((

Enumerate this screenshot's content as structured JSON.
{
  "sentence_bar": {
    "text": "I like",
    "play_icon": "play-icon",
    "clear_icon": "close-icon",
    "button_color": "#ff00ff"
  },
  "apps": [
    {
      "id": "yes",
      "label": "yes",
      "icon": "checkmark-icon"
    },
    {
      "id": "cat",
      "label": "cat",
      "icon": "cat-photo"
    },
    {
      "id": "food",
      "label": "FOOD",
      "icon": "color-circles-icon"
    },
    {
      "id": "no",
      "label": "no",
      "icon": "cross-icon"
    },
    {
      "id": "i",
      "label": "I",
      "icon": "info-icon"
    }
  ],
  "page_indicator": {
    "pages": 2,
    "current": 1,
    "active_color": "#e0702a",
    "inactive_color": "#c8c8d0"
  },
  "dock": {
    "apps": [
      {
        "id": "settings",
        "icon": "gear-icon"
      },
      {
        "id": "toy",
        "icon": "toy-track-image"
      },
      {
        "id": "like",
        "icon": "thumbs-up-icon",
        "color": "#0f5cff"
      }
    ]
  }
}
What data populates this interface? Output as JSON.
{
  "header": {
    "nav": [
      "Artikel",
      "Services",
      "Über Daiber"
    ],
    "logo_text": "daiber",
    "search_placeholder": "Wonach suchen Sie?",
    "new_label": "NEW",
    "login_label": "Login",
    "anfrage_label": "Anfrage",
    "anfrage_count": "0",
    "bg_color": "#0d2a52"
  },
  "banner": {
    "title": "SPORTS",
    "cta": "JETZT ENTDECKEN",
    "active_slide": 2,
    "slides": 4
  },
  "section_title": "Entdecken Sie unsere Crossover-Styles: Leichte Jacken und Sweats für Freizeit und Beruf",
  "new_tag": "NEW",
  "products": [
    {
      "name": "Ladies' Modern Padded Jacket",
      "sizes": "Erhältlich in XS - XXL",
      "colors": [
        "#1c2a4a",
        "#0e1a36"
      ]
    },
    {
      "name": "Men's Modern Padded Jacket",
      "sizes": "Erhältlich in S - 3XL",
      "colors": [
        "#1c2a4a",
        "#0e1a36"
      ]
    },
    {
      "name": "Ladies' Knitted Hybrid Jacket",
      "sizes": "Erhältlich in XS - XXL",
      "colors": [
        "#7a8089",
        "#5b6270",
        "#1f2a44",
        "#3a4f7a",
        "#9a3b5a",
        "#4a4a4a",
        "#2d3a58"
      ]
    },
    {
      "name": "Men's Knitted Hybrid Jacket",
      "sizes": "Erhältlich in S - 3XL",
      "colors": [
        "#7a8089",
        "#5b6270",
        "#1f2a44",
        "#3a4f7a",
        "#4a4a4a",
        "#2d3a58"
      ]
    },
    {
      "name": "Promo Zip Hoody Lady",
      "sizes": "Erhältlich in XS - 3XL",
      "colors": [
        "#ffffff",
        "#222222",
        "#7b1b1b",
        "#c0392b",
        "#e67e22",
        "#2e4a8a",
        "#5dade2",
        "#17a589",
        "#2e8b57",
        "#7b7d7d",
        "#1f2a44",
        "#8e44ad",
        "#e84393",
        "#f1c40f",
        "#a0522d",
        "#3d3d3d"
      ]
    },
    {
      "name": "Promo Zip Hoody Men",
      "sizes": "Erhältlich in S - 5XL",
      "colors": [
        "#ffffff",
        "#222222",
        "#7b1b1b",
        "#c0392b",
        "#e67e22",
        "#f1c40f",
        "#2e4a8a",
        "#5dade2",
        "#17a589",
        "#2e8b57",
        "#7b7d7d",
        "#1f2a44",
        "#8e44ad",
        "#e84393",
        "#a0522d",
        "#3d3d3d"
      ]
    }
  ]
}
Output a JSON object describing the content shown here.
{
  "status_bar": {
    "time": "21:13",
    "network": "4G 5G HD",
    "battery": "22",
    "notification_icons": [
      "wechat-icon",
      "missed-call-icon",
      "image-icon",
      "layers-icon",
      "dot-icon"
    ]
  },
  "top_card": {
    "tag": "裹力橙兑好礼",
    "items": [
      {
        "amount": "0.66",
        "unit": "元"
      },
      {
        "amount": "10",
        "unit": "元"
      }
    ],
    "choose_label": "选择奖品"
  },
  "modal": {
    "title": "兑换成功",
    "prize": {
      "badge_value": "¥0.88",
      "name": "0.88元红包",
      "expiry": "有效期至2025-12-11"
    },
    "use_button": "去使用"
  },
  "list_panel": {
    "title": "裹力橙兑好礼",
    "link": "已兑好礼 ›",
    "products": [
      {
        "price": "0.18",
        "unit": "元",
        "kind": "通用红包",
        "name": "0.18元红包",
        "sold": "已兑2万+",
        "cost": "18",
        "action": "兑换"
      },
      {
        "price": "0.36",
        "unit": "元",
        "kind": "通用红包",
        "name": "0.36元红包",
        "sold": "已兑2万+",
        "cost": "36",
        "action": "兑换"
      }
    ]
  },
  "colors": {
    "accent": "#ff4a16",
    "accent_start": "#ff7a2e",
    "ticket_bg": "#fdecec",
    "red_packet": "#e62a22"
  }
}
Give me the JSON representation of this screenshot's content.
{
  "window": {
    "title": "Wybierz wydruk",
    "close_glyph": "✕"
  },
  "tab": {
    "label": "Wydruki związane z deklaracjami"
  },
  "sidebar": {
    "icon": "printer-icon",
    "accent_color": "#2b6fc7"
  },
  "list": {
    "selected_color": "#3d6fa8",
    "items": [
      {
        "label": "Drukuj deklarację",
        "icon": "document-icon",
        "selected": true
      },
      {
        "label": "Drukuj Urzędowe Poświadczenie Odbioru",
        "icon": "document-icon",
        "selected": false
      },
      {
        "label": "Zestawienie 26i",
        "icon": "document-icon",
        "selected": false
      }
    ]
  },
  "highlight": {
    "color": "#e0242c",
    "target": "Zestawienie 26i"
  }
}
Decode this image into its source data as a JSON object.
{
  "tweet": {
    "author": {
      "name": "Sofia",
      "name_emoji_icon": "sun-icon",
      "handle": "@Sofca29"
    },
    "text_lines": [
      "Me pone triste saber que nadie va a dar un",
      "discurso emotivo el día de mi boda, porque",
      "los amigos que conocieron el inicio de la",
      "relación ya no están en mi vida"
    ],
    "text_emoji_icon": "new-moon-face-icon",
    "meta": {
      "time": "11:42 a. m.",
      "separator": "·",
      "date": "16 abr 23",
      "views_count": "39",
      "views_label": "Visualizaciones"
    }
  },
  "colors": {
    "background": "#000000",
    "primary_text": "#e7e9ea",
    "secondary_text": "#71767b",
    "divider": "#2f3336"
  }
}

))

Return all of the entries exactly as written.

◆ FINISHED ANSWER
Enumerate this screenshot's content as structured JSON.
{
  "sentence_bar": {
    "text": "I like",
    "play_icon": "play-icon",
    "clear_icon": "close-icon",
    "button_color": "#ff00ff"
  },
  "apps": [
    {
      "id": "yes",
      "label": "yes",
      "icon": "checkmark-icon"
    },
    {
      "id": "cat",
      "label": "cat",
      "icon": "cat-photo"
    },
    {
      "id": "food",
      "label": "FOOD",
      "icon": "color-circles-icon"
    },
    {
      "id": "no",
      "label": "no",
      "icon": "cross-icon"
    },
    {
      "id": "i",
      "label": "I",
      "icon": "info-icon"
    }
  ],
  "page_indicator": {
    "pages": 2,
    "current": 1,
    "active_color": "#e0702a",
    "inactive_color": "#c8c8d0"
  },
  "dock": {
    "apps": [
      {
        "id": "settings",
        "icon": "gear-icon"
      },
      {
        "id": "toy",
        "icon": "toy-track-image"
      },
      {
        "id": "like",
        "icon": "thumbs-up-icon",
        "color": "#0f5cff"
      }
    ]
  }
}
What data populates this interface? Output as JSON.
{
  "header": {
    "nav": [
      "Artikel",
      "Services",
      "Über Daiber"
    ],
    "logo_text": "daiber",
    "search_placeholder": "Wonach suchen Sie?",
    "new_label": "NEW",
    "login_label": "Login",
    "anfrage_label": "Anfrage",
    "anfrage_count": "0",
    "bg_color": "#0d2a52"
  },
  "banner": {
    "title": "SPORTS",
    "cta": "JETZT ENTDECKEN",
    "active_slide": 2,
    "slides": 4
  },
  "section_title": "Entdecken Sie unsere Crossover-Styles: Leichte Jacken und Sweats für Freizeit und Beruf",
  "new_tag": "NEW",
  "products": [
    {
      "name": "Ladies' Modern Padded Jacket",
      "sizes": "Erhältlich in XS - XXL",
      "colors": [
        "#1c2a4a",
        "#0e1a36"
      ]
    },
    {
      "name": "Men's Modern Padded Jacket",
      "sizes": "Erhältlich in S - 3XL",
      "colors": [
        "#1c2a4a",
        "#0e1a36"
      ]
    },
    {
      "name": "Ladies' Knitted Hybrid Jacket",
      "sizes": "Erhältlich in XS - XXL",
      "colors": [
        "#7a8089",
        "#5b6270",
        "#1f2a44",
        "#3a4f7a",
        "#9a3b5a",
        "#4a4a4a",
        "#2d3a58"
      ]
    },
    {
      "name": "Men's Knitted Hybrid Jacket",
      "sizes": "Erhältlich in S - 3XL",
      "colors": [
        "#7a8089",
        "#5b6270",
        "#1f2a44",
        "#3a4f7a",
        "#4a4a4a",
        "#2d3a58"
      ]
    },
    {
      "name": "Promo Zip Hoody Lady",
      "sizes": "Erhältlich in XS - 3XL",
      "colors": [
        "#ffffff",
        "#222222",
        "#7b1b1b",
        "#c0392b",
        "#e67e22",
        "#2e4a8a",
        "#5dade2",
        "#17a589",
        "#2e8b57",
        "#7b7d7d",
        "#1f2a44",
        "#8e44ad",
        "#e84393",
        "#f1c40f",
        "#a0522d",
        "#3d3d3d"
      ]
    },
    {
      "name": "Promo Zip Hoody Men",
      "sizes": "Erhältlich in S - 5XL",
      "colors": [
        "#ffffff",
        "#222222",
        "#7b1b1b",
        "#c0392b",
        "#e67e22",
        "#f1c40f",
        "#2e4a8a",
        "#5dade2",
        "#17a589",
        "#2e8b57",
        "#7b7d7d",
        "#1f2a44",
        "#8e44ad",
        "#e84393",
        "#a0522d",
        "#3d3d3d"
      ]
    }
  ]
}
Output a JSON object describing the content shown here.
{
  "status_bar": {
    "time": "21:13",
    "network": "4G 5G HD",
    "battery": "22",
    "notification_icons": [
      "wechat-icon",
      "missed-call-icon",
      "image-icon",
      "layers-icon",
      "dot-icon"
    ]
  },
  "top_card": {
    "tag": "裹力橙兑好礼",
    "items": [
      {
        "amount": "0.66",
        "unit": "元"
      },
      {
        "amount": "10",
        "unit": "元"
      }
    ],
    "choose_label": "选择奖品"
  },
  "modal": {
    "title": "兑换成功",
    "prize": {
      "badge_value": "¥0.88",
      "name": "0.88元红包",
      "expiry": "有效期至2025-12-11"
    },
    "use_button": "去使用"
  },
  "list_panel": {
    "title": "裹力橙兑好礼",
    "link": "已兑好礼 ›",
    "products": [
      {
        "price": "0.18",
        "unit": "元",
        "kind": "通用红包",
        "name": "0.18元红包",
        "sold": "已兑2万+",
        "cost": "18",
        "action": "兑换"
      },
      {
        "price": "0.36",
        "unit": "元",
        "kind": "通用红包",
        "name": "0.36元红包",
        "sold": "已兑2万+",
        "cost": "36",
        "action": "兑换"
      }
    ]
  },
  "colors": {
    "accent": "#ff4a16",
    "accent_start": "#ff7a2e",
    "ticket_bg": "#fdecec",
    "red_packet": "#e62a22"
  }
}
Give me the JSON representation of this screenshot's content.
{
  "window": {
    "title": "Wybierz wydruk",
    "close_glyph": "✕"
  },
  "tab": {
    "label": "Wydruki związane z deklaracjami"
  },
  "sidebar": {
    "icon": "printer-icon",
    "accent_color": "#2b6fc7"
  },
  "list": {
    "selected_color": "#3d6fa8",
    "items": [
      {
        "label": "Drukuj deklarację",
        "icon": "document-icon",
        "selected": true
      },
      {
        "label": "Drukuj Urzędowe Poświadczenie Odbioru",
        "icon": "document-icon",
        "selected": false
      },
      {
        "label": "Zestawienie 26i",
        "icon": "document-icon",
        "selected": false
      }
    ]
  },
  "highlight": {
    "color": "#e0242c",
    "target": "Zestawienie 26i"
  }
}
Decode this image into its source data as a JSON object.
{
  "tweet": {
    "author": {
      "name": "Sofia",
      "name_emoji_icon": "sun-icon",
      "handle": "@Sofca29"
    },
    "text_lines": [
      "Me pone triste saber que nadie va a dar un",
      "discurso emotivo el día de mi boda, porque",
      "los amigos que conocieron el inicio de la",
      "relación ya no están en mi vida"
    ],
    "text_emoji_icon": "new-moon-face-icon",
    "meta": {
      "time": "11:42 a. m.",
      "separator": "·",
      "date": "16 abr 23",
      "views_count": "39",
      "views_label": "Visualizaciones"
    }
  },
  "colors": {
    "background": "#000000",
    "primary_text": "#e7e9ea",
    "secondary_text": "#71767b",
    "divider": "#2f3336"
  }
}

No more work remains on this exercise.